• [WHAT THE EXERCISE ASKS]: The records below hold pictures; please leave those out and retype the rest exactly.

• [EXERCISE MATERIAL]:
-- -- --

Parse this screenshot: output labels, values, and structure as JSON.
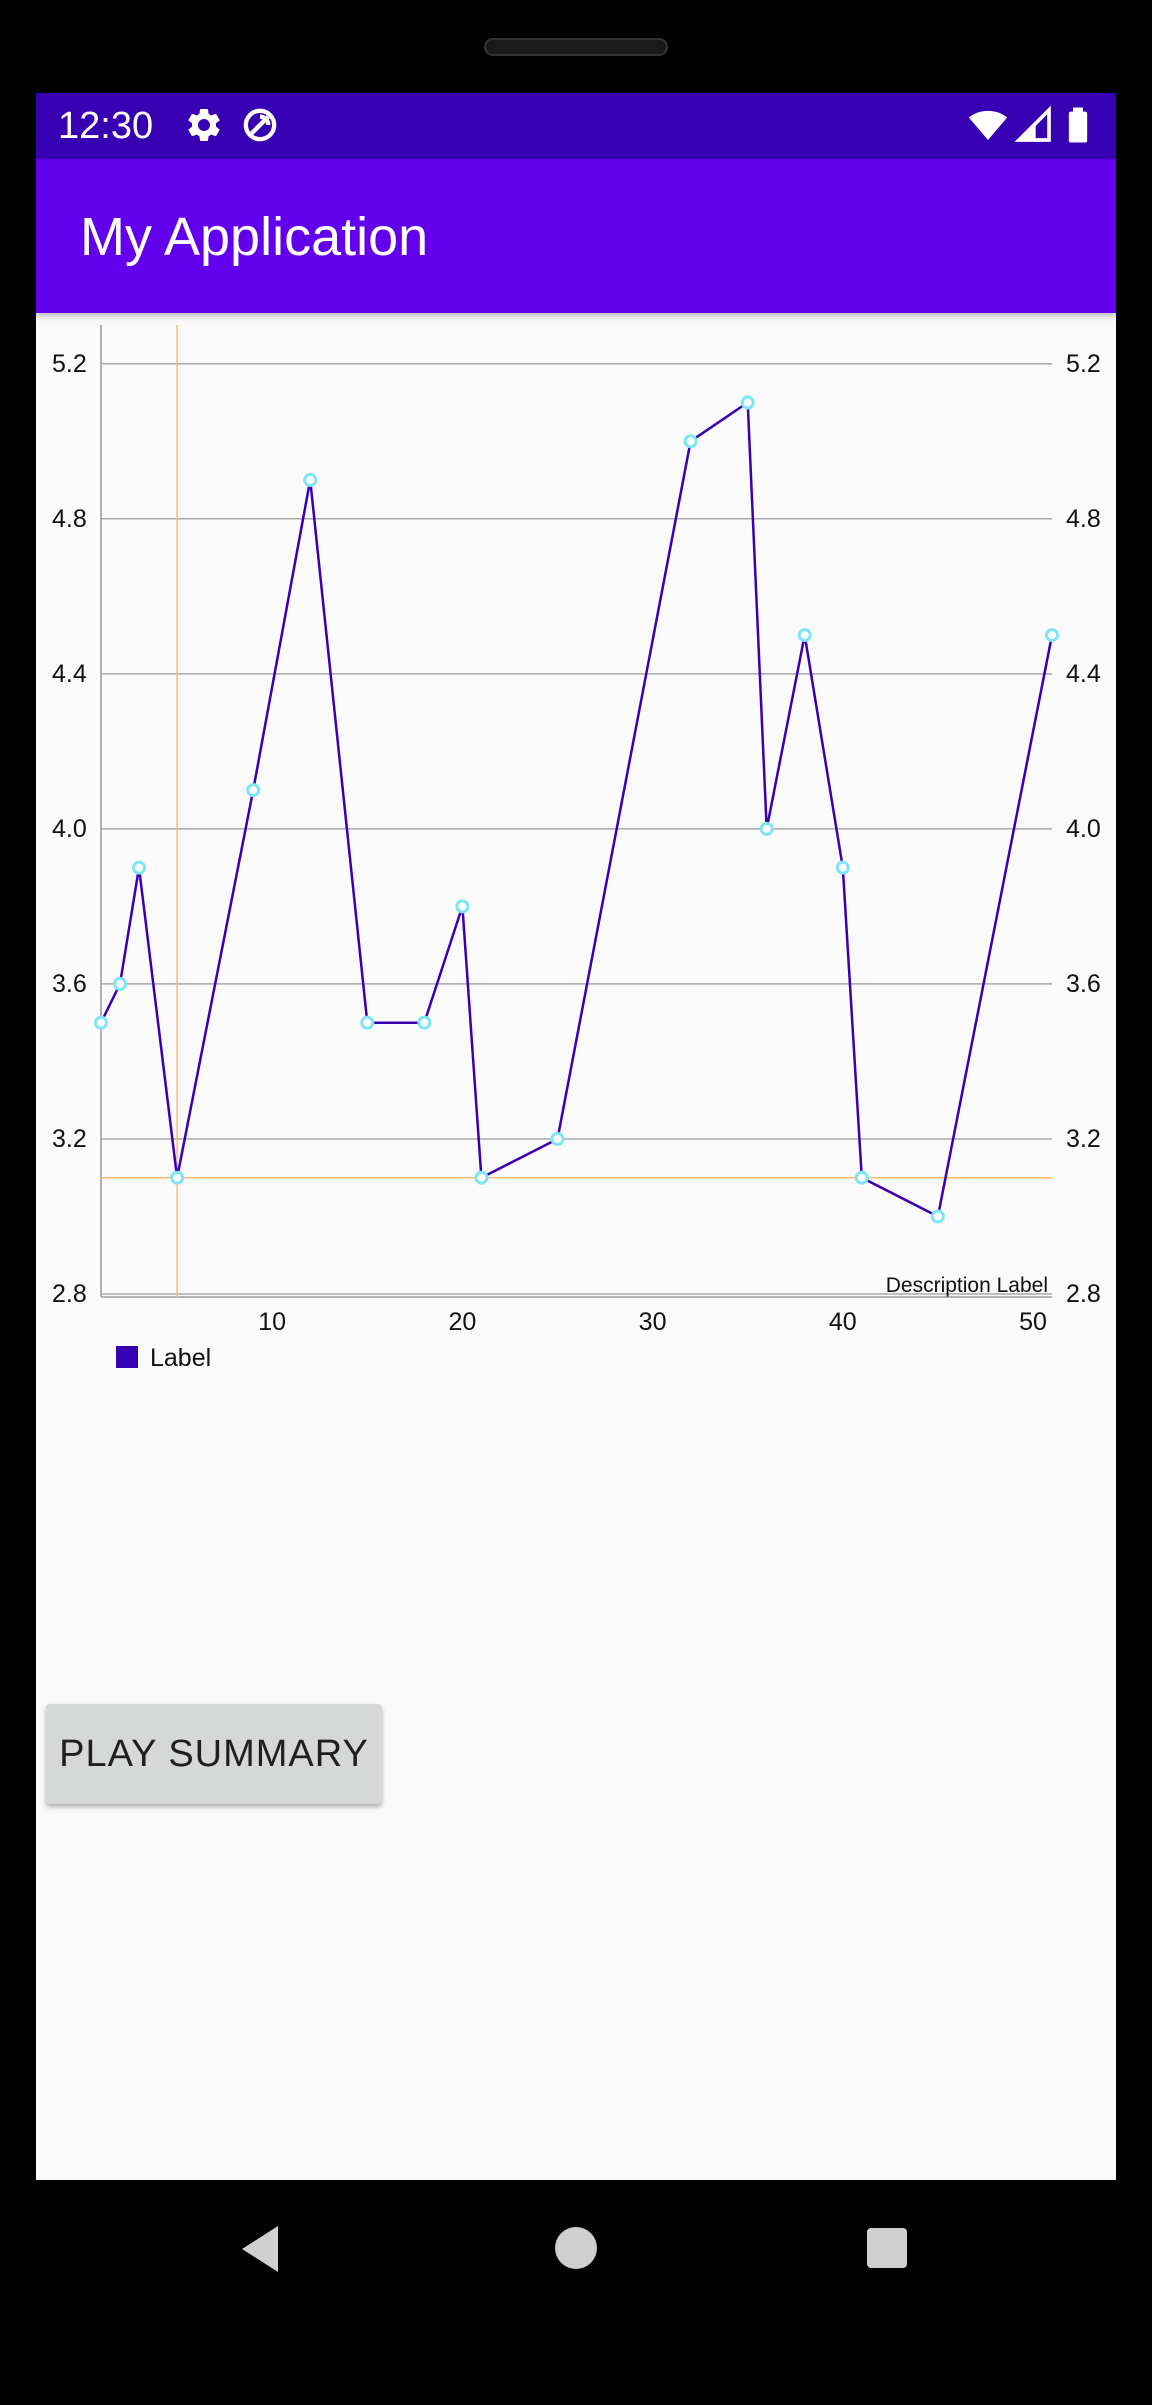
{
  "status_bar": {
    "time": "12:30",
    "icons": [
      "gear-icon",
      "vpn-icon",
      "wifi-icon",
      "signal-icon",
      "battery-icon"
    ]
  },
  "app_bar": {
    "title": "My Application"
  },
  "chart_data": {
    "type": "line",
    "x": [
      1,
      2,
      3,
      5,
      9,
      12,
      15,
      18,
      20,
      21,
      25,
      32,
      35,
      36,
      38,
      40,
      41,
      45,
      51
    ],
    "series": [
      {
        "name": "Label",
        "values": [
          3.5,
          3.6,
          3.9,
          3.1,
          4.1,
          4.9,
          3.5,
          3.5,
          3.8,
          3.1,
          3.2,
          5.0,
          5.1,
          4.0,
          4.5,
          3.9,
          3.1,
          3.0,
          4.5
        ],
        "line_color": "#3700b3",
        "point_color": "#7fe4f5"
      }
    ],
    "xlim": [
      1,
      51
    ],
    "ylim": [
      2.8,
      5.3
    ],
    "x_tick_labels": [
      "10",
      "20",
      "30",
      "40",
      "50"
    ],
    "x_ticks": [
      10,
      20,
      30,
      40,
      50
    ],
    "y_tick_labels": [
      "2.8",
      "3.2",
      "3.6",
      "4.0",
      "4.4",
      "4.8",
      "5.2"
    ],
    "y_ticks": [
      2.8,
      3.2,
      3.6,
      4.0,
      4.4,
      4.8,
      5.2
    ],
    "highlight": {
      "x": 5,
      "y": 3.1,
      "color": "#ffbb73"
    },
    "legend": {
      "label": "Label",
      "placement": "bottom-left"
    },
    "description": "Description Label",
    "grid": true
  },
  "buttons": {
    "play_summary": "PLAY SUMMARY"
  },
  "nav_bar": {
    "icons": [
      "back-icon",
      "home-icon",
      "recents-icon"
    ]
  }
}
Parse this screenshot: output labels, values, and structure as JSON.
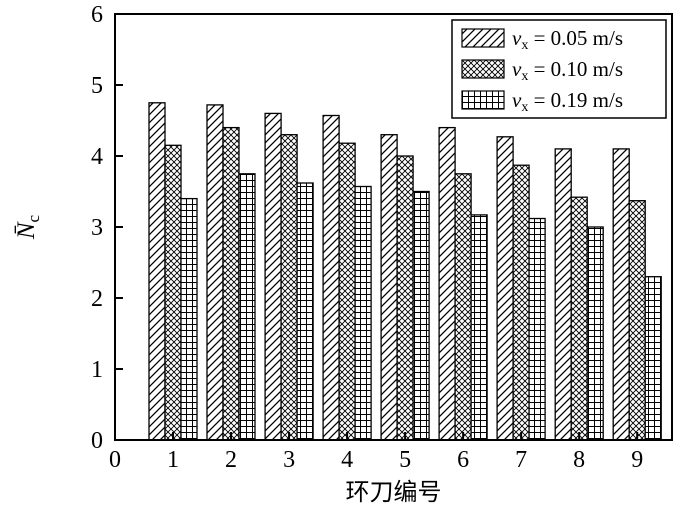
{
  "figure": {
    "background": "#ffffff",
    "ink": "#000000"
  },
  "chart_data": {
    "type": "bar",
    "title": "",
    "categories": [
      "1",
      "2",
      "3",
      "4",
      "5",
      "6",
      "7",
      "8",
      "9"
    ],
    "series": [
      {
        "name": "vx = 0.05 m/s",
        "label_parts": {
          "var": "v",
          "sub": "x",
          "rest": " = 0.05 m/s"
        },
        "pattern": "diagonal-hatch",
        "values": [
          4.75,
          4.72,
          4.6,
          4.57,
          4.3,
          4.4,
          4.27,
          4.1,
          4.1
        ]
      },
      {
        "name": "vx = 0.10 m/s",
        "label_parts": {
          "var": "v",
          "sub": "x",
          "rest": " = 0.10 m/s"
        },
        "pattern": "cross-hatch",
        "values": [
          4.15,
          4.4,
          4.3,
          4.18,
          4.0,
          3.75,
          3.87,
          3.42,
          3.37
        ]
      },
      {
        "name": "vx = 0.19 m/s",
        "label_parts": {
          "var": "v",
          "sub": "x",
          "rest": " = 0.19 m/s"
        },
        "pattern": "grid-hatch",
        "values": [
          3.4,
          3.75,
          3.62,
          3.57,
          3.5,
          3.17,
          3.12,
          3.0,
          2.3
        ]
      }
    ],
    "xlabel": "环刀编号",
    "ylabel": {
      "base": "N̄",
      "sub": "c"
    },
    "xticks": [
      "0",
      "1",
      "2",
      "3",
      "4",
      "5",
      "6",
      "7",
      "8",
      "9"
    ],
    "yticks": [
      "0",
      "1",
      "2",
      "3",
      "4",
      "5",
      "6"
    ],
    "ylim": [
      0,
      6
    ],
    "xlim": [
      0,
      9.6
    ],
    "grid": false,
    "legend_position": "top-right",
    "bar_fill": "#ffffff",
    "bar_stroke": "#000000"
  }
}
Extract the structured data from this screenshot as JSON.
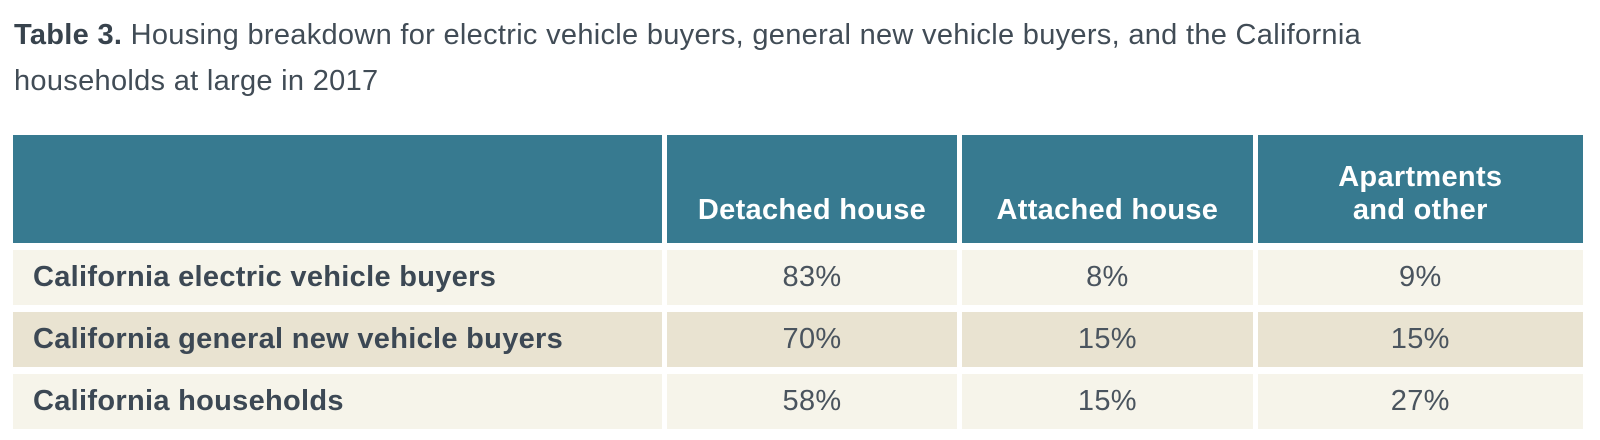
{
  "caption": {
    "label": "Table 3.",
    "text": "Housing breakdown for electric vehicle buyers, general new vehicle buyers, and the California households at large in 2017"
  },
  "table": {
    "columns": [
      "",
      "Detached house",
      "Attached house",
      "Apartments and other"
    ],
    "rows": [
      {
        "label": "California electric vehicle buyers",
        "values": [
          "83%",
          "8%",
          "9%"
        ]
      },
      {
        "label": "California general new vehicle buyers",
        "values": [
          "70%",
          "15%",
          "15%"
        ]
      },
      {
        "label": "California households",
        "values": [
          "58%",
          "15%",
          "27%"
        ]
      }
    ]
  },
  "colors": {
    "header_bg": "#377a90",
    "header_text": "#ffffff",
    "row_light_bg": "#f6f4ea",
    "row_dark_bg": "#e9e3d1",
    "label_text": "#3c4854",
    "value_text": "#4a545e",
    "caption_text": "#414c56"
  }
}
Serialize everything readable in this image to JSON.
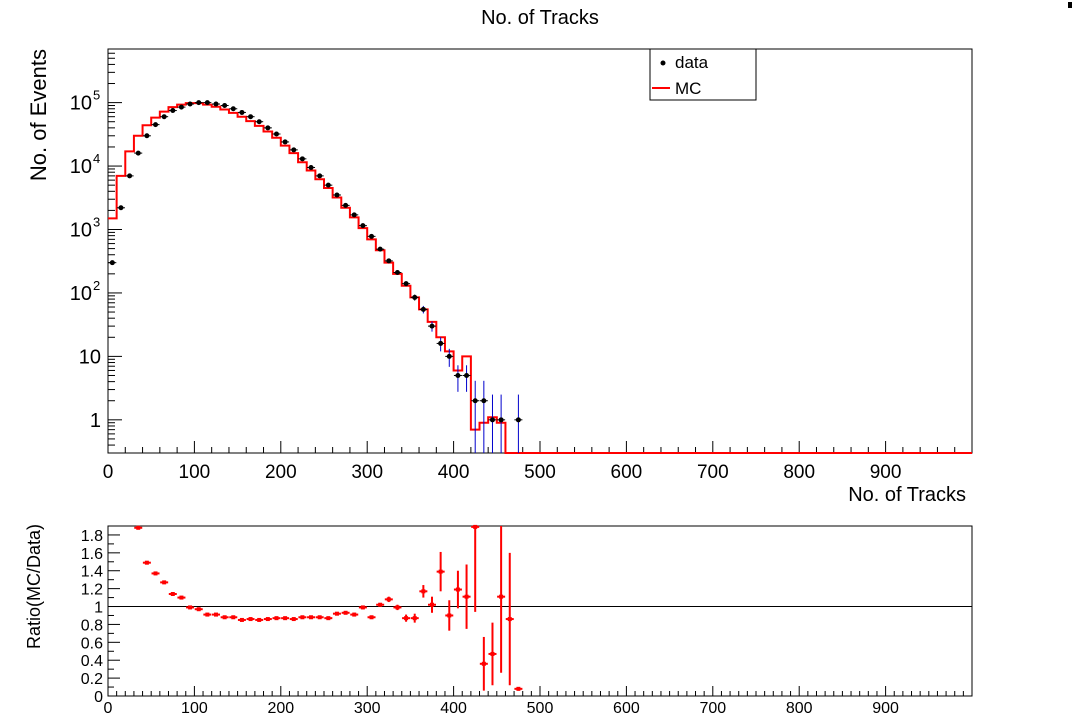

-- -- --

• [RESPONSE FOR THIS EXERCISE]:
Parse this screenshot: output labels, values, and structure as JSON.
{
  "status_bar": {
    "time": "12:30",
    "icons": [
      "gear-icon",
      "vpn-icon",
      "wifi-icon",
      "signal-icon",
      "battery-icon"
    ]
  },
  "app_bar": {
    "title": "My Application"
  },
  "chart_data": {
    "type": "line",
    "x": [
      1,
      2,
      3,
      5,
      9,
      12,
      15,
      18,
      20,
      21,
      25,
      32,
      35,
      36,
      38,
      40,
      41,
      45,
      51
    ],
    "series": [
      {
        "name": "Label",
        "values": [
          3.5,
          3.6,
          3.9,
          3.1,
          4.1,
          4.9,
          3.5,
          3.5,
          3.8,
          3.1,
          3.2,
          5.0,
          5.1,
          4.0,
          4.5,
          3.9,
          3.1,
          3.0,
          4.5
        ],
        "line_color": "#3700b3",
        "point_color": "#7fe4f5"
      }
    ],
    "xlim": [
      1,
      51
    ],
    "ylim": [
      2.8,
      5.3
    ],
    "x_tick_labels": [
      "10",
      "20",
      "30",
      "40",
      "50"
    ],
    "x_ticks": [
      10,
      20,
      30,
      40,
      50
    ],
    "y_tick_labels": [
      "2.8",
      "3.2",
      "3.6",
      "4.0",
      "4.4",
      "4.8",
      "5.2"
    ],
    "y_ticks": [
      2.8,
      3.2,
      3.6,
      4.0,
      4.4,
      4.8,
      5.2
    ],
    "highlight": {
      "x": 5,
      "y": 3.1,
      "color": "#ffbb73"
    },
    "legend": {
      "label": "Label",
      "placement": "bottom-left"
    },
    "description": "Description Label",
    "grid": true
  },
  "buttons": {
    "play_summary": "PLAY SUMMARY"
  },
  "nav_bar": {
    "icons": [
      "back-icon",
      "home-icon",
      "recents-icon"
    ]
  }
}
Parse this screenshot: output labels, values, and structure as JSON.
{
  "figure": {
    "background": "#ffffff",
    "ink": "#000000"
  },
  "chart_data": {
    "type": "bar",
    "title": "",
    "categories": [
      "1",
      "2",
      "3",
      "4",
      "5",
      "6",
      "7",
      "8",
      "9"
    ],
    "series": [
      {
        "name": "vx = 0.05 m/s",
        "label_parts": {
          "var": "v",
          "sub": "x",
          "rest": " = 0.05 m/s"
        },
        "pattern": "diagonal-hatch",
        "values": [
          4.75,
          4.72,
          4.6,
          4.57,
          4.3,
          4.4,
          4.27,
          4.1,
          4.1
        ]
      },
      {
        "name": "vx = 0.10 m/s",
        "label_parts": {
          "var": "v",
          "sub": "x",
          "rest": " = 0.10 m/s"
        },
        "pattern": "cross-hatch",
        "values": [
          4.15,
          4.4,
          4.3,
          4.18,
          4.0,
          3.75,
          3.87,
          3.42,
          3.37
        ]
      },
      {
        "name": "vx = 0.19 m/s",
        "label_parts": {
          "var": "v",
          "sub": "x",
          "rest": " = 0.19 m/s"
        },
        "pattern": "grid-hatch",
        "values": [
          3.4,
          3.75,
          3.62,
          3.57,
          3.5,
          3.17,
          3.12,
          3.0,
          2.3
        ]
      }
    ],
    "xlabel": "环刀编号",
    "ylabel": {
      "base": "N̄",
      "sub": "c"
    },
    "xticks": [
      "0",
      "1",
      "2",
      "3",
      "4",
      "5",
      "6",
      "7",
      "8",
      "9"
    ],
    "yticks": [
      "0",
      "1",
      "2",
      "3",
      "4",
      "5",
      "6"
    ],
    "ylim": [
      0,
      6
    ],
    "xlim": [
      0,
      9.6
    ],
    "grid": false,
    "legend_position": "top-right",
    "bar_fill": "#ffffff",
    "bar_stroke": "#000000"
  }
}
Extract the structured data from this screenshot as JSON.
{
  "caption": {
    "label": "Table 3.",
    "text": "Housing breakdown for electric vehicle buyers, general new vehicle buyers, and the California households at large in 2017"
  },
  "table": {
    "columns": [
      "",
      "Detached house",
      "Attached house",
      "Apartments and other"
    ],
    "rows": [
      {
        "label": "California electric vehicle buyers",
        "values": [
          "83%",
          "8%",
          "9%"
        ]
      },
      {
        "label": "California general new vehicle buyers",
        "values": [
          "70%",
          "15%",
          "15%"
        ]
      },
      {
        "label": "California households",
        "values": [
          "58%",
          "15%",
          "27%"
        ]
      }
    ]
  },
  "colors": {
    "header_bg": "#377a90",
    "header_text": "#ffffff",
    "row_light_bg": "#f6f4ea",
    "row_dark_bg": "#e9e3d1",
    "label_text": "#3c4854",
    "value_text": "#4a545e",
    "caption_text": "#414c56"
  }
}
Serialize everything readable in this image to JSON.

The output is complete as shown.